Material for this task:
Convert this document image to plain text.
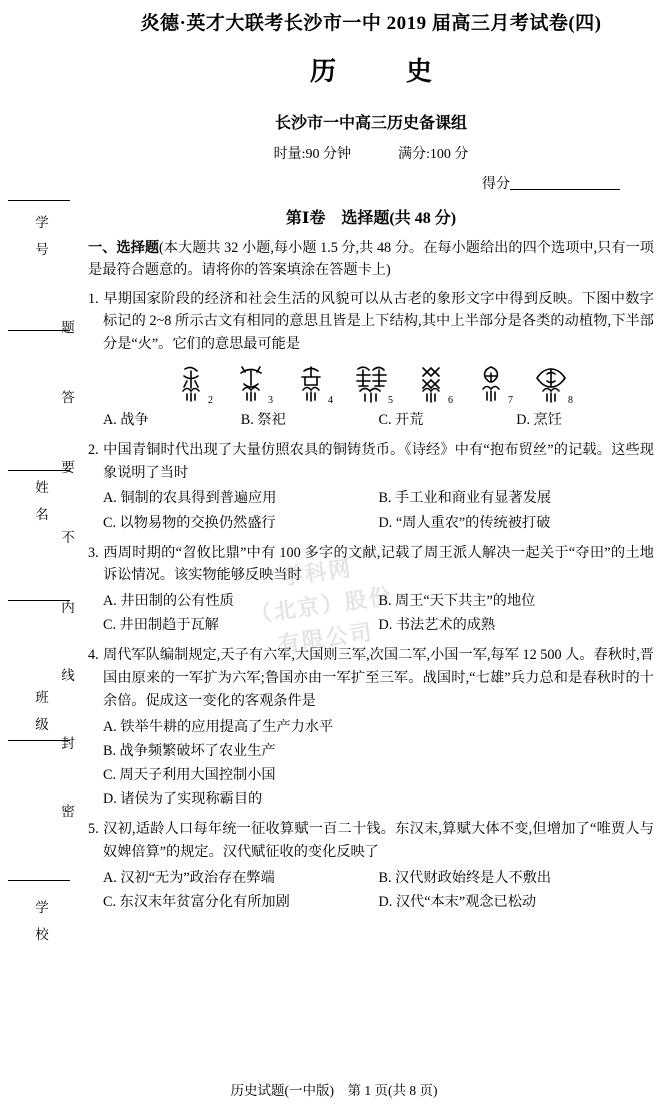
学　号
姓　名
班　级
学　校
题
答
要
不
内
线
封
密
炎德·英才大联考长沙市一中 2019 届高三月考试卷(四)
历　史
长沙市一中高三历史备课组
时量:90 分钟	满分:100 分
得分
第Ⅰ卷　选择题(共 48 分)
一、选择题(本大题共 32 小题,每小题 1.5 分,共 48 分。在每小题给出的四个选项中,只有一项是最符合题意的。请将你的答案填涂在答题卡上)
1. 早期国家阶段的经济和社会生活的风貌可以从古老的象形文字中得到反映。下图中数字标记的 2~8 所示古文有相同的意思且皆是上下结构,其中上半部分是各类的动植物,下半部分是“火”。它们的意思最可能是
2	3	4	5	6	7	8
A. 战争	B. 祭祀	C. 开荒	D. 烹饪
2. 中国青铜时代出现了大量仿照农具的铜铸货币。《诗经》中有“抱布贸丝”的记载。这些现象说明了当时
A. 铜制的农具得到普遍应用	B. 手工业和商业有显著发展
C. 以物易物的交换仍然盛行	D. “周人重农”的传统被打破
3. 西周时期的“曶攸比鼎”中有 100 多字的文献,记载了周王派人解决一起关于“夺田”的土地诉讼情况。该实物能够反映当时
A. 井田制的公有性质	B. 周王“天下共主”的地位
C. 井田制趋于瓦解	D. 书法艺术的成熟
4. 周代军队编制规定,天子有六军,大国则三军,次国二军,小国一军,每军 12 500 人。春秋时,晋国由原来的一军扩为六军;鲁国亦由一军扩至三军。战国时,“七雄”兵力总和是春秋时的十余倍。促成这一变化的客观条件是
A. 铁举牛耕的应用提高了生产力水平
B. 战争频繁破坏了农业生产
C. 周天子利用大国控制小国
D. 诸侯为了实现称霸目的
5. 汉初,适龄人口每年统一征收算赋一百二十钱。东汉末,算赋大体不变,但增加了“唯贾人与奴婢倍算”的规定。汉代赋征收的变化反映了
A. 汉初“无为”政治存在弊端	B. 汉代财政始终是人不敷出
C. 东汉末年贫富分化有所加剧	D. 汉代“本末”观念已松动
学科网
（北京）股份
有限公司
历史试题(一中版)　第 1 页(共 8 页)
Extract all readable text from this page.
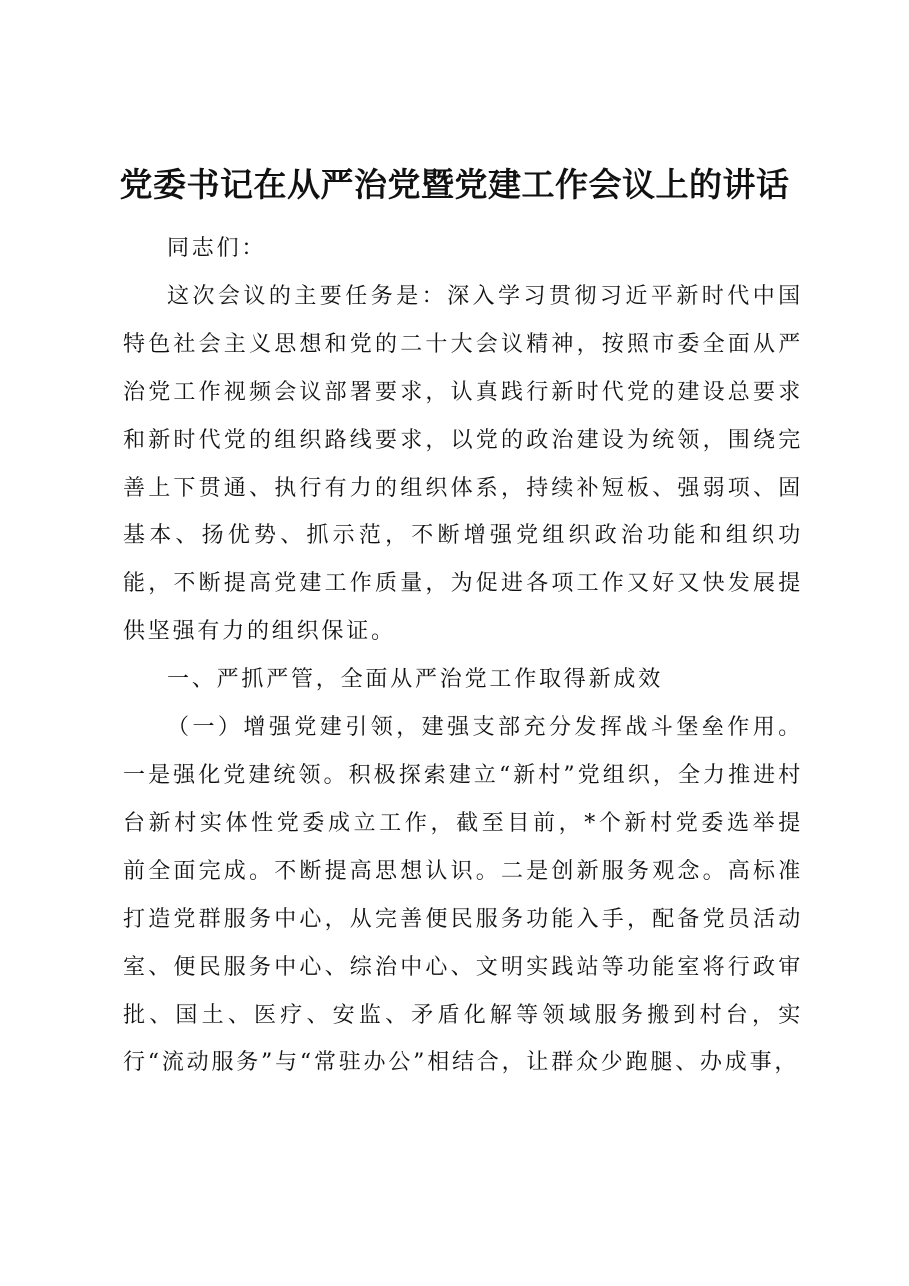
党委书记在从严治党暨党建工作会议上的讲话

同志们：

这次会议的主要任务是：深入学习贯彻习近平新时代中国特色社会主义思想和党的二十大会议精神，按照市委全面从严治党工作视频会议部署要求，认真践行新时代党的建设总要求和新时代党的组织路线要求，以党的政治建设为统领，围绕完善上下贯通、执行有力的组织体系，持续补短板、强弱项、固基本、扬优势、抓示范，不断增强党组织政治功能和组织功能，不断提高党建工作质量，为促进各项工作又好又快发展提供坚强有力的组织保证。

一、严抓严管，全面从严治党工作取得新成效

（一）增强党建引领，建强支部充分发挥战斗堡垒作用。一是强化党建统领。积极探索建立“新村”党组织，全力推进村台新村实体性党委成立工作，截至目前，*个新村党委选举提前全面完成。不断提高思想认识。二是创新服务观念。高标准打造党群服务中心，从完善便民服务功能入手，配备党员活动室、便民服务中心、综治中心、文明实践站等功能室将行政审批、国土、医疗、安监、矛盾化解等领域服务搬到村台，实行“流动服务”与“常驻办公”相结合，让群众少跑腿、办成事，
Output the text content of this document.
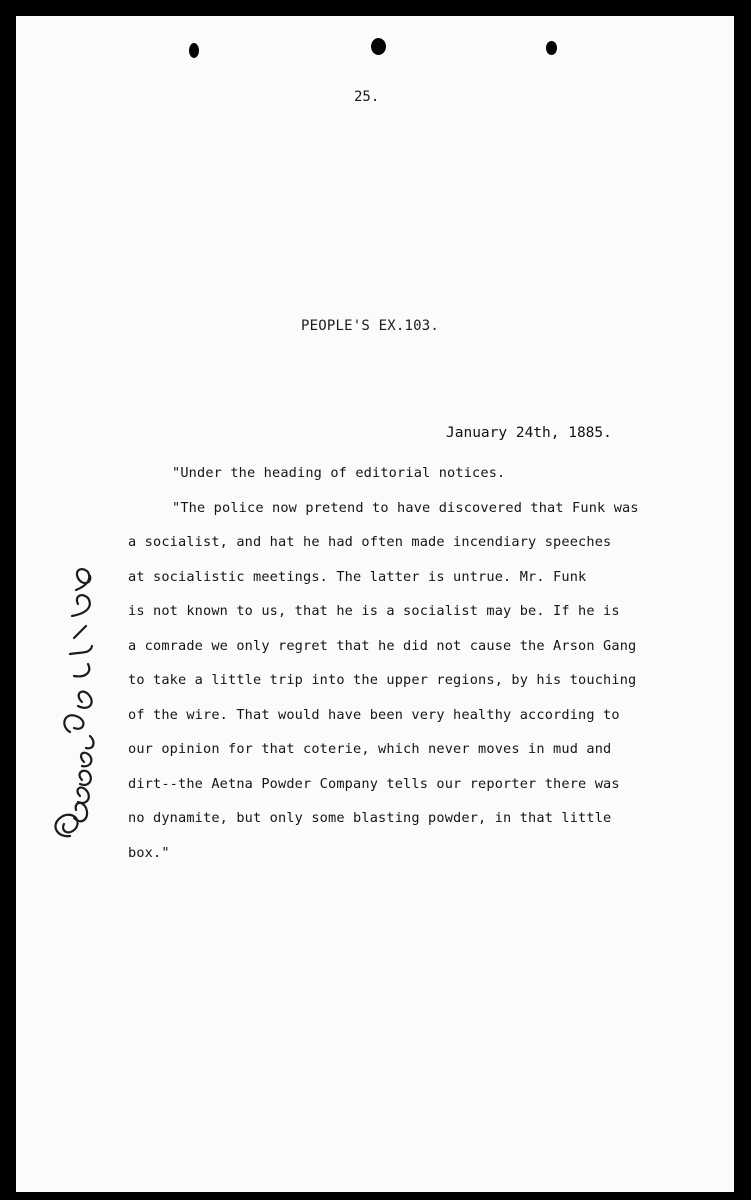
25.
PEOPLE'S EX.103.
January 24th, 1885.
"Under the heading of editorial notices.
"The police now pretend to have discovered that Funk was
a socialist, and hat he had often made incendiary speeches
at socialistic meetings. The latter is untrue. Mr. Funk
is not known to us, that he is a socialist may be. If he is
a comrade we only regret that he did not cause the Arson Gang
to take a little trip into the upper regions, by his touching
of the wire. That would have been very healthy according to
our opinion for that coterie, which never moves in mud and
dirt--the Aetna Powder Company tells our reporter there was
no dynamite, but only some blasting powder, in that little
box."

Stated exercise: Set down the lines of the records above exactly, apart from the pictures.

Correct answer:
Convert this document image to plain text.
学　号
姓　名
班　级
学　校
题
答
要
不
内
线
封
密
炎德·英才大联考长沙市一中 2019 届高三月考试卷(四)
历　史
长沙市一中高三历史备课组
时量:90 分钟	满分:100 分
得分
第Ⅰ卷　选择题(共 48 分)
一、选择题(本大题共 32 小题,每小题 1.5 分,共 48 分。在每小题给出的四个选项中,只有一项是最符合题意的。请将你的答案填涂在答题卡上)
1. 早期国家阶段的经济和社会生活的风貌可以从古老的象形文字中得到反映。下图中数字标记的 2~8 所示古文有相同的意思且皆是上下结构,其中上半部分是各类的动植物,下半部分是“火”。它们的意思最可能是
2	3	4	5	6	7	8
A. 战争	B. 祭祀	C. 开荒	D. 烹饪
2. 中国青铜时代出现了大量仿照农具的铜铸货币。《诗经》中有“抱布贸丝”的记载。这些现象说明了当时
A. 铜制的农具得到普遍应用	B. 手工业和商业有显著发展
C. 以物易物的交换仍然盛行	D. “周人重农”的传统被打破
3. 西周时期的“曶攸比鼎”中有 100 多字的文献,记载了周王派人解决一起关于“夺田”的土地诉讼情况。该实物能够反映当时
A. 井田制的公有性质	B. 周王“天下共主”的地位
C. 井田制趋于瓦解	D. 书法艺术的成熟
4. 周代军队编制规定,天子有六军,大国则三军,次国二军,小国一军,每军 12 500 人。春秋时,晋国由原来的一军扩为六军;鲁国亦由一军扩至三军。战国时,“七雄”兵力总和是春秋时的十余倍。促成这一变化的客观条件是
A. 铁举牛耕的应用提高了生产力水平
B. 战争频繁破坏了农业生产
C. 周天子利用大国控制小国
D. 诸侯为了实现称霸目的
5. 汉初,适龄人口每年统一征收算赋一百二十钱。东汉末,算赋大体不变,但增加了“唯贾人与奴婢倍算”的规定。汉代赋征收的变化反映了
A. 汉初“无为”政治存在弊端	B. 汉代财政始终是人不敷出
C. 东汉末年贫富分化有所加剧	D. 汉代“本末”观念已松动
学科网
（北京）股份
有限公司
历史试题(一中版)　第 1 页(共 8 页)
Extract all readable text from this page.
党委书记在从严治党暨党建工作会议上的讲话

同志们：

这次会议的主要任务是：深入学习贯彻习近平新时代中国特色社会主义思想和党的二十大会议精神，按照市委全面从严治党工作视频会议部署要求，认真践行新时代党的建设总要求和新时代党的组织路线要求，以党的政治建设为统领，围绕完善上下贯通、执行有力的组织体系，持续补短板、强弱项、固基本、扬优势、抓示范，不断增强党组织政治功能和组织功能，不断提高党建工作质量，为促进各项工作又好又快发展提供坚强有力的组织保证。

一、严抓严管，全面从严治党工作取得新成效

（一）增强党建引领，建强支部充分发挥战斗堡垒作用。一是强化党建统领。积极探索建立“新村”党组织，全力推进村台新村实体性党委成立工作，截至目前，*个新村党委选举提前全面完成。不断提高思想认识。二是创新服务观念。高标准打造党群服务中心，从完善便民服务功能入手，配备党员活动室、便民服务中心、综治中心、文明实践站等功能室将行政审批、国土、医疗、安监、矛盾化解等领域服务搬到村台，实行“流动服务”与“常驻办公”相结合，让群众少跑腿、办成事，
Output the text content of this document.
25.
PEOPLE'S EX.103.
January 24th, 1885.
"Under the heading of editorial notices.
"The police now pretend to have discovered that Funk was
a socialist, and hat he had often made incendiary speeches
at socialistic meetings. The latter is untrue. Mr. Funk
is not known to us, that he is a socialist may be. If he is
a comrade we only regret that he did not cause the Arson Gang
to take a little trip into the upper regions, by his touching
of the wire. That would have been very healthy according to
our opinion for that coterie, which never moves in mud and
dirt--the Aetna Powder Company tells our reporter there was
no dynamite, but only some blasting powder, in that little
box."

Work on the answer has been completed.